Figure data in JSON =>
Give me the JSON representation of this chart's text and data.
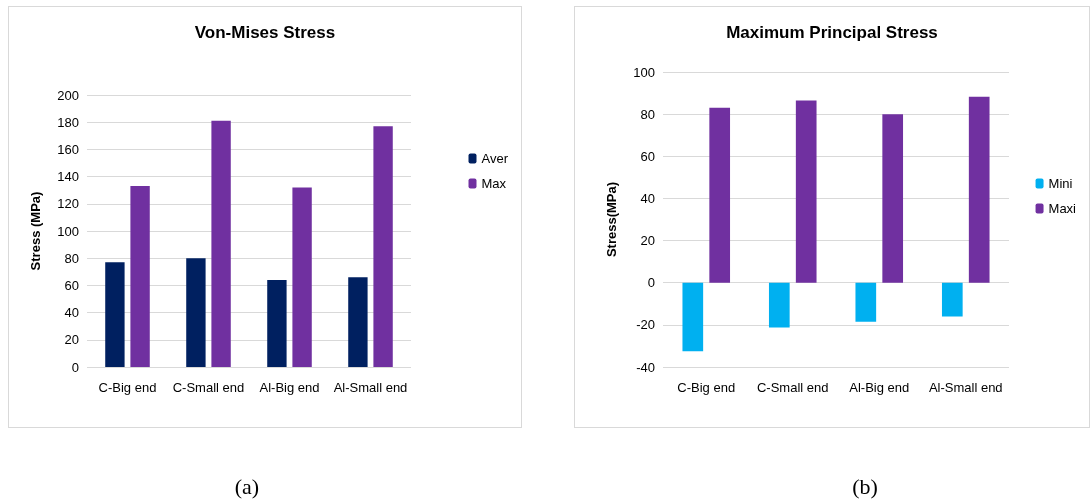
{
  "chart_data": [
    {
      "type": "bar",
      "title": "Von-Mises Stress",
      "ylabel": "Stress (MPa)",
      "categories": [
        "C-Big end",
        "C-Small end",
        "Al-Big end",
        "Al-Small end"
      ],
      "series": [
        {
          "name": "Aver",
          "color": "#002060",
          "values": [
            77,
            80,
            64,
            66
          ]
        },
        {
          "name": "Max",
          "color": "#7030a0",
          "values": [
            133,
            181,
            132,
            177
          ]
        }
      ],
      "ylim": [
        0,
        200
      ],
      "yticks": [
        0,
        20,
        40,
        60,
        80,
        100,
        120,
        140,
        160,
        180,
        200
      ],
      "grid": "y",
      "legend": "right",
      "annotations": [
        "(a)"
      ]
    },
    {
      "type": "bar",
      "title": "Maximum Principal Stress",
      "ylabel": "Stress(MPa)",
      "categories": [
        "C-Big end",
        "C-Small end",
        "Al-Big end",
        "Al-Small end"
      ],
      "series": [
        {
          "name": "Mini",
          "color": "#00b0f0",
          "values": [
            -32.5,
            -21.3,
            -18.5,
            -16
          ]
        },
        {
          "name": "Maxi",
          "color": "#7030a0",
          "values": [
            83,
            86.5,
            80,
            88.3
          ]
        }
      ],
      "ylim": [
        -40,
        100
      ],
      "yticks": [
        -40,
        -20,
        0,
        20,
        40,
        60,
        80,
        100
      ],
      "grid": "y",
      "legend": "right",
      "annotations": [
        "(b)"
      ]
    }
  ]
}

Short problem =>
Extract every line of the data exactly; pictures stay out.

Solution to the problem =>
Give me the JSON representation of this chart's text and data.
{
  "chart_data": [
    {
      "type": "bar",
      "title": "Von-Mises Stress",
      "ylabel": "Stress (MPa)",
      "categories": [
        "C-Big end",
        "C-Small end",
        "Al-Big end",
        "Al-Small end"
      ],
      "series": [
        {
          "name": "Aver",
          "color": "#002060",
          "values": [
            77,
            80,
            64,
            66
          ]
        },
        {
          "name": "Max",
          "color": "#7030a0",
          "values": [
            133,
            181,
            132,
            177
          ]
        }
      ],
      "ylim": [
        0,
        200
      ],
      "yticks": [
        0,
        20,
        40,
        60,
        80,
        100,
        120,
        140,
        160,
        180,
        200
      ],
      "grid": "y",
      "legend": "right",
      "annotations": [
        "(a)"
      ]
    },
    {
      "type": "bar",
      "title": "Maximum Principal Stress",
      "ylabel": "Stress(MPa)",
      "categories": [
        "C-Big end",
        "C-Small end",
        "Al-Big end",
        "Al-Small end"
      ],
      "series": [
        {
          "name": "Mini",
          "color": "#00b0f0",
          "values": [
            -32.5,
            -21.3,
            -18.5,
            -16
          ]
        },
        {
          "name": "Maxi",
          "color": "#7030a0",
          "values": [
            83,
            86.5,
            80,
            88.3
          ]
        }
      ],
      "ylim": [
        -40,
        100
      ],
      "yticks": [
        -40,
        -20,
        0,
        20,
        40,
        60,
        80,
        100
      ],
      "grid": "y",
      "legend": "right",
      "annotations": [
        "(b)"
      ]
    }
  ]
}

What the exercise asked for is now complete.